EXERCISE AIM →
You are to retype all of the data exactly as it appears.

** start of SUPPLIED MATERIAL **

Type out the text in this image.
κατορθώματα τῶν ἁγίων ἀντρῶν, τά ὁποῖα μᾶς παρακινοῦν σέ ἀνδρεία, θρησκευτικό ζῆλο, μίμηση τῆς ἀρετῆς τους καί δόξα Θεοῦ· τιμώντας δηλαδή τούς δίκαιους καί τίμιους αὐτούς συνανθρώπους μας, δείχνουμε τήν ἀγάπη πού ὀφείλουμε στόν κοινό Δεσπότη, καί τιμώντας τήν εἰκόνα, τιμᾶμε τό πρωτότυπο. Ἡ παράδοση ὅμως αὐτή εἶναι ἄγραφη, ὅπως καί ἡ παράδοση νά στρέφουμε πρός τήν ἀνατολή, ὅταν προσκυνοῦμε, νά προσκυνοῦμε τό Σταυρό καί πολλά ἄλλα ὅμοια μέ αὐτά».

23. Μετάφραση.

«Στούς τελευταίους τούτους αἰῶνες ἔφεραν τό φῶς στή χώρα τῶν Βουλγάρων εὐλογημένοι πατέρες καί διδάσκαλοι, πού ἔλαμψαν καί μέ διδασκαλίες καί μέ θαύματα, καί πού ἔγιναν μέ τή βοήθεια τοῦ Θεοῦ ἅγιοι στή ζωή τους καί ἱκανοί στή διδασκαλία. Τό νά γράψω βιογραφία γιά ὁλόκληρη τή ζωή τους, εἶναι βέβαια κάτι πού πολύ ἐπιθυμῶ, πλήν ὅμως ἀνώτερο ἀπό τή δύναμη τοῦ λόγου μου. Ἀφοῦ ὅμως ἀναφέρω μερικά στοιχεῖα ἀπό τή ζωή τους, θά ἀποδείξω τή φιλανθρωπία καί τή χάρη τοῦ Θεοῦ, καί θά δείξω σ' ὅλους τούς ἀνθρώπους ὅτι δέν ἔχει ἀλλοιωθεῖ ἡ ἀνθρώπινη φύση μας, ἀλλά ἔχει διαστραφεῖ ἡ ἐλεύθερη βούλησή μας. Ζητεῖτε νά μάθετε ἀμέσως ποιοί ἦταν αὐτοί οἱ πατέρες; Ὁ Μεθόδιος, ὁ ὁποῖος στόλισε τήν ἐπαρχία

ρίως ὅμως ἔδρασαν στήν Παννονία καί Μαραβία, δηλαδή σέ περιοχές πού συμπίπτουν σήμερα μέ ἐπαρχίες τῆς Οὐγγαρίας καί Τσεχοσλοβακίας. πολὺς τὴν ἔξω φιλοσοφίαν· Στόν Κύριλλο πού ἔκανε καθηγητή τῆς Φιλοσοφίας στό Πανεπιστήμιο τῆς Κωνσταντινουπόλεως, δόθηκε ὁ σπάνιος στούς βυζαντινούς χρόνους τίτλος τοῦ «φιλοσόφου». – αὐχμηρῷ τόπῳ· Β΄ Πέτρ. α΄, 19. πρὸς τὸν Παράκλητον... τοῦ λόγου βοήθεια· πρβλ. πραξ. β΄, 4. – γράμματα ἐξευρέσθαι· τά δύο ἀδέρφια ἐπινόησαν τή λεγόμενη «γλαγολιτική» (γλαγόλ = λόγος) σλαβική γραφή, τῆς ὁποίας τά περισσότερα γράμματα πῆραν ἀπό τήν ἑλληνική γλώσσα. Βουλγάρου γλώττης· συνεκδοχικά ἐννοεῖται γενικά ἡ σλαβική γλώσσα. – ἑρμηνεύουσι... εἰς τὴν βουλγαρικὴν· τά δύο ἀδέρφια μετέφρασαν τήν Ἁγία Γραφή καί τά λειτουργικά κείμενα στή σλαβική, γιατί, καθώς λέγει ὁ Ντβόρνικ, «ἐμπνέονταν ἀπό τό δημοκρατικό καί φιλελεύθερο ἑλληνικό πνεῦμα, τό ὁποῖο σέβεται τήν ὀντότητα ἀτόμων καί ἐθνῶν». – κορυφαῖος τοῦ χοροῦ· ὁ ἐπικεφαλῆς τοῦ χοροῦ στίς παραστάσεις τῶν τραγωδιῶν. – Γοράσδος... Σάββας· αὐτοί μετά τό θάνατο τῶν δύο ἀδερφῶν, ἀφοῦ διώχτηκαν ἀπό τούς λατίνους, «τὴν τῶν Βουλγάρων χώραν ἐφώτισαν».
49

** end of SUPPLIED MATERIAL **

WRITTEN SOLUTION →
Type out the text in this image.
κατορθώματα τῶν ἁγίων ἀντρῶν, τά ὁποῖα μᾶς παρακινοῦν σέ ἀνδρεία, θρησκευτικό ζῆλο, μίμηση τῆς ἀρετῆς τους καί δόξα Θεοῦ· τιμώντας δηλαδή τούς δίκαιους καί τίμιους αὐτούς συνανθρώπους μας, δείχνουμε τήν ἀγάπη πού ὀφείλουμε στόν κοινό Δεσπότη, καί τιμώντας τήν εἰκόνα, τιμᾶμε τό πρωτότυπο. Ἡ παράδοση ὅμως αὐτή εἶναι ἄγραφη, ὅπως καί ἡ παράδοση νά στρέφουμε πρός τήν ἀνατολή, ὅταν προσκυνοῦμε, νά προσκυνοῦμε τό Σταυρό καί πολλά ἄλλα ὅμοια μέ αὐτά».

23. Μετάφραση.

«Στούς τελευταίους τούτους αἰῶνες ἔφεραν τό φῶς στή χώρα τῶν Βουλγάρων εὐλογημένοι πατέρες καί διδάσκαλοι, πού ἔλαμψαν καί μέ διδασκαλίες καί μέ θαύματα, καί πού ἔγιναν μέ τή βοήθεια τοῦ Θεοῦ ἅγιοι στή ζωή τους καί ἱκανοί στή διδασκαλία. Τό νά γράψω βιογραφία γιά ὁλόκληρη τή ζωή τους, εἶναι βέβαια κάτι πού πολύ ἐπιθυμῶ, πλήν ὅμως ἀνώτερο ἀπό τή δύναμη τοῦ λόγου μου. Ἀφοῦ ὅμως ἀναφέρω μερικά στοιχεῖα ἀπό τή ζωή τους, θά ἀποδείξω τή φιλανθρωπία καί τή χάρη τοῦ Θεοῦ, καί θά δείξω σ' ὅλους τούς ἀνθρώπους ὅτι δέν ἔχει ἀλλοιωθεῖ ἡ ἀνθρώπινη φύση μας, ἀλλά ἔχει διαστραφεῖ ἡ ἐλεύθερη βούλησή μας. Ζητεῖτε νά μάθετε ἀμέσως ποιοί ἦταν αὐτοί οἱ πατέρες; Ὁ Μεθόδιος, ὁ ὁποῖος στόλισε τήν ἐπαρχία

ρίως ὅμως ἔδρασαν στήν Παννονία καί Μαραβία, δηλαδή σέ περιοχές πού συμπίπτουν σήμερα μέ ἐπαρχίες τῆς Οὐγγαρίας καί Τσεχοσλοβακίας. πολὺς τὴν ἔξω φιλοσοφίαν· Στόν Κύριλλο πού ἔκανε καθηγητή τῆς Φιλοσοφίας στό Πανεπιστήμιο τῆς Κωνσταντινουπόλεως, δόθηκε ὁ σπάνιος στούς βυζαντινούς χρόνους τίτλος τοῦ «φιλοσόφου». – αὐχμηρῷ τόπῳ· Β΄ Πέτρ. α΄, 19. πρὸς τὸν Παράκλητον... τοῦ λόγου βοήθεια· πρβλ. πραξ. β΄, 4. – γράμματα ἐξευρέσθαι· τά δύο ἀδέρφια ἐπινόησαν τή λεγόμενη «γλαγολιτική» (γλαγόλ = λόγος) σλαβική γραφή, τῆς ὁποίας τά περισσότερα γράμματα πῆραν ἀπό τήν ἑλληνική γλώσσα. Βουλγάρου γλώττης· συνεκδοχικά ἐννοεῖται γενικά ἡ σλαβική γλώσσα. – ἑρμηνεύουσι... εἰς τὴν βουλγαρικὴν· τά δύο ἀδέρφια μετέφρασαν τήν Ἁγία Γραφή καί τά λειτουργικά κείμενα στή σλαβική, γιατί, καθώς λέγει ὁ Ντβόρνικ, «ἐμπνέονταν ἀπό τό δημοκρατικό καί φιλελεύθερο ἑλληνικό πνεῦμα, τό ὁποῖο σέβεται τήν ὀντότητα ἀτόμων καί ἐθνῶν». – κορυφαῖος τοῦ χοροῦ· ὁ ἐπικεφαλῆς τοῦ χοροῦ στίς παραστάσεις τῶν τραγωδιῶν. – Γοράσδος... Σάββας· αὐτοί μετά τό θάνατο τῶν δύο ἀδερφῶν, ἀφοῦ διώχτηκαν ἀπό τούς λατίνους, «τὴν τῶν Βουλγάρων χώραν ἐφώτισαν».
49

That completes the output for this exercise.